START

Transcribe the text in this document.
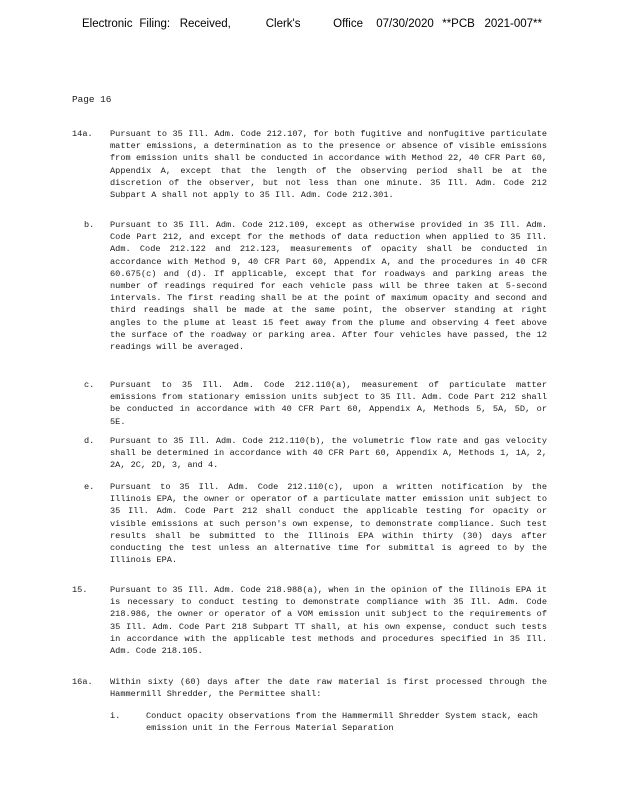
Electronic Filing: Received,	Clerk's	Office	07/30/2020 **PCB 2021-007**
Page 16
14a.	Pursuant to 35 Ill. Adm. Code 212.107, for both fugitive and nonfugitive particulate matter emissions, a determination as to the presence or absence of visible emissions from emission units shall be conducted in accordance with Method 22, 40 CFR Part 60, Appendix A, except that the length of the observing period shall be at the discretion of the observer, but not less than one minute. 35 Ill. Adm. Code 212 Subpart A shall not apply to 35 Ill. Adm. Code 212.301.
b.	Pursuant to 35 Ill. Adm. Code 212.109, except as otherwise provided in 35 Ill. Adm. Code Part 212, and except for the methods of data reduction when applied to 35 Ill. Adm. Code 212.122 and 212.123, measurements of opacity shall be conducted in accordance with Method 9, 40 CFR Part 60, Appendix A, and the procedures in 40 CFR 60.675(c) and (d). If applicable, except that for roadways and parking areas the number of readings required for each vehicle pass will be three taken at 5-second intervals. The first reading shall be at the point of maximum opacity and second and third readings shall be made at the same point, the observer standing at right angles to the plume at least 15 feet away from the plume and observing 4 feet above the surface of the roadway or parking area. After four vehicles have passed, the 12 readings will be averaged.
c.	Pursuant to 35 Ill. Adm. Code 212.110(a), measurement of particulate matter emissions from stationary emission units subject to 35 Ill. Adm. Code Part 212 shall be conducted in accordance with 40 CFR Part 60, Appendix A, Methods 5, 5A, 5D, or 5E.
d.	Pursuant to 35 Ill. Adm. Code 212.110(b), the volumetric flow rate and gas velocity shall be determined in accordance with 40 CFR Part 60, Appendix A, Methods 1, 1A, 2, 2A, 2C, 2D, 3, and 4.
e.	Pursuant to 35 Ill. Adm. Code 212.110(c), upon a written notification by the Illinois EPA, the owner or operator of a particulate matter emission unit subject to 35 Ill. Adm. Code Part 212 shall conduct the applicable testing for opacity or visible emissions at such person's own expense, to demonstrate compliance. Such test results shall be submitted to the Illinois EPA within thirty (30) days after conducting the test unless an alternative time for submittal is agreed to by the Illinois EPA.
15.	Pursuant to 35 Ill. Adm. Code 218.988(a), when in the opinion of the Illinois EPA it is necessary to conduct testing to demonstrate compliance with 35 Ill. Adm. Code 218.986, the owner or operator of a VOM emission unit subject to the requirements of 35 Ill. Adm. Code Part 218 Subpart TT shall, at his own expense, conduct such tests in accordance with the applicable test methods and procedures specified in 35 Ill. Adm. Code 218.105.
16a.	Within sixty (60) days after the date raw material is first processed through the Hammermill Shredder, the Permittee shall:
i.	Conduct opacity observations from the Hammermill Shredder System stack, each emission unit in the Ferrous Material Separation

END

Task objective:
Using the records above, retype everything exactly except the pictures.

Solution to this exercise:
Transcribe the text in this document.
Electronic Filing: Received,	Clerk's	Office	07/30/2020 **PCB 2021-007**
Page 16
14a.	Pursuant to 35 Ill. Adm. Code 212.107, for both fugitive and nonfugitive particulate matter emissions, a determination as to the presence or absence of visible emissions from emission units shall be conducted in accordance with Method 22, 40 CFR Part 60, Appendix A, except that the length of the observing period shall be at the discretion of the observer, but not less than one minute. 35 Ill. Adm. Code 212 Subpart A shall not apply to 35 Ill. Adm. Code 212.301.
b.	Pursuant to 35 Ill. Adm. Code 212.109, except as otherwise provided in 35 Ill. Adm. Code Part 212, and except for the methods of data reduction when applied to 35 Ill. Adm. Code 212.122 and 212.123, measurements of opacity shall be conducted in accordance with Method 9, 40 CFR Part 60, Appendix A, and the procedures in 40 CFR 60.675(c) and (d). If applicable, except that for roadways and parking areas the number of readings required for each vehicle pass will be three taken at 5-second intervals. The first reading shall be at the point of maximum opacity and second and third readings shall be made at the same point, the observer standing at right angles to the plume at least 15 feet away from the plume and observing 4 feet above the surface of the roadway or parking area. After four vehicles have passed, the 12 readings will be averaged.
c.	Pursuant to 35 Ill. Adm. Code 212.110(a), measurement of particulate matter emissions from stationary emission units subject to 35 Ill. Adm. Code Part 212 shall be conducted in accordance with 40 CFR Part 60, Appendix A, Methods 5, 5A, 5D, or 5E.
d.	Pursuant to 35 Ill. Adm. Code 212.110(b), the volumetric flow rate and gas velocity shall be determined in accordance with 40 CFR Part 60, Appendix A, Methods 1, 1A, 2, 2A, 2C, 2D, 3, and 4.
e.	Pursuant to 35 Ill. Adm. Code 212.110(c), upon a written notification by the Illinois EPA, the owner or operator of a particulate matter emission unit subject to 35 Ill. Adm. Code Part 212 shall conduct the applicable testing for opacity or visible emissions at such person's own expense, to demonstrate compliance. Such test results shall be submitted to the Illinois EPA within thirty (30) days after conducting the test unless an alternative time for submittal is agreed to by the Illinois EPA.
15.	Pursuant to 35 Ill. Adm. Code 218.988(a), when in the opinion of the Illinois EPA it is necessary to conduct testing to demonstrate compliance with 35 Ill. Adm. Code 218.986, the owner or operator of a VOM emission unit subject to the requirements of 35 Ill. Adm. Code Part 218 Subpart TT shall, at his own expense, conduct such tests in accordance with the applicable test methods and procedures specified in 35 Ill. Adm. Code 218.105.
16a.	Within sixty (60) days after the date raw material is first processed through the Hammermill Shredder, the Permittee shall:
i.	Conduct opacity observations from the Hammermill Shredder System stack, each emission unit in the Ferrous Material Separation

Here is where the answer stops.